> Stated task
Retype each record shown below, leaving every character as it is.

> Stored records

--- Start ---

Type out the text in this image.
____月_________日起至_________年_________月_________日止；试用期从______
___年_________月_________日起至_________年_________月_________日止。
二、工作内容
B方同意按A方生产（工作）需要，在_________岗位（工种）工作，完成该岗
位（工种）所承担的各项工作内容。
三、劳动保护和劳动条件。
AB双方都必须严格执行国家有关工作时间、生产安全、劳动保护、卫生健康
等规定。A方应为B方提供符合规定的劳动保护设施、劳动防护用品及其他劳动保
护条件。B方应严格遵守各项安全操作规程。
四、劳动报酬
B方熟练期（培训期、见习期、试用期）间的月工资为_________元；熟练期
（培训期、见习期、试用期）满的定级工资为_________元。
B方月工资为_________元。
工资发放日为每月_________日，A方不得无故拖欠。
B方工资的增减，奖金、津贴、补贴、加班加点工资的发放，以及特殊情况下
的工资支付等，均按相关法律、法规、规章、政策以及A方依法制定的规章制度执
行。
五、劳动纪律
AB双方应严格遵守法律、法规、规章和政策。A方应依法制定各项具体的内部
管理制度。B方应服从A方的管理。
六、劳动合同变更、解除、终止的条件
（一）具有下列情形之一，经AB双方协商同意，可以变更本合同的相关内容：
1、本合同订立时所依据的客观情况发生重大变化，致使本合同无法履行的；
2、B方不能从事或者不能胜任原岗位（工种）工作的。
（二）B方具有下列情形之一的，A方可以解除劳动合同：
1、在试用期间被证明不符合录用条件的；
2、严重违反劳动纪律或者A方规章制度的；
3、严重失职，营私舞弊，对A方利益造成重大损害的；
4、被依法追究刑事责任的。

--- End ---

> Task response
Type out the text in this image.
____月_________日起至_________年_________月_________日止；试用期从______
___年_________月_________日起至_________年_________月_________日止。
二、工作内容
B方同意按A方生产（工作）需要，在_________岗位（工种）工作，完成该岗
位（工种）所承担的各项工作内容。
三、劳动保护和劳动条件。
AB双方都必须严格执行国家有关工作时间、生产安全、劳动保护、卫生健康
等规定。A方应为B方提供符合规定的劳动保护设施、劳动防护用品及其他劳动保
护条件。B方应严格遵守各项安全操作规程。
四、劳动报酬
B方熟练期（培训期、见习期、试用期）间的月工资为_________元；熟练期
（培训期、见习期、试用期）满的定级工资为_________元。
B方月工资为_________元。
工资发放日为每月_________日，A方不得无故拖欠。
B方工资的增减，奖金、津贴、补贴、加班加点工资的发放，以及特殊情况下
的工资支付等，均按相关法律、法规、规章、政策以及A方依法制定的规章制度执
行。
五、劳动纪律
AB双方应严格遵守法律、法规、规章和政策。A方应依法制定各项具体的内部
管理制度。B方应服从A方的管理。
六、劳动合同变更、解除、终止的条件
（一）具有下列情形之一，经AB双方协商同意，可以变更本合同的相关内容：
1、本合同订立时所依据的客观情况发生重大变化，致使本合同无法履行的；
2、B方不能从事或者不能胜任原岗位（工种）工作的。
（二）B方具有下列情形之一的，A方可以解除劳动合同：
1、在试用期间被证明不符合录用条件的；
2、严重违反劳动纪律或者A方规章制度的；
3、严重失职，营私舞弊，对A方利益造成重大损害的；
4、被依法追究刑事责任的。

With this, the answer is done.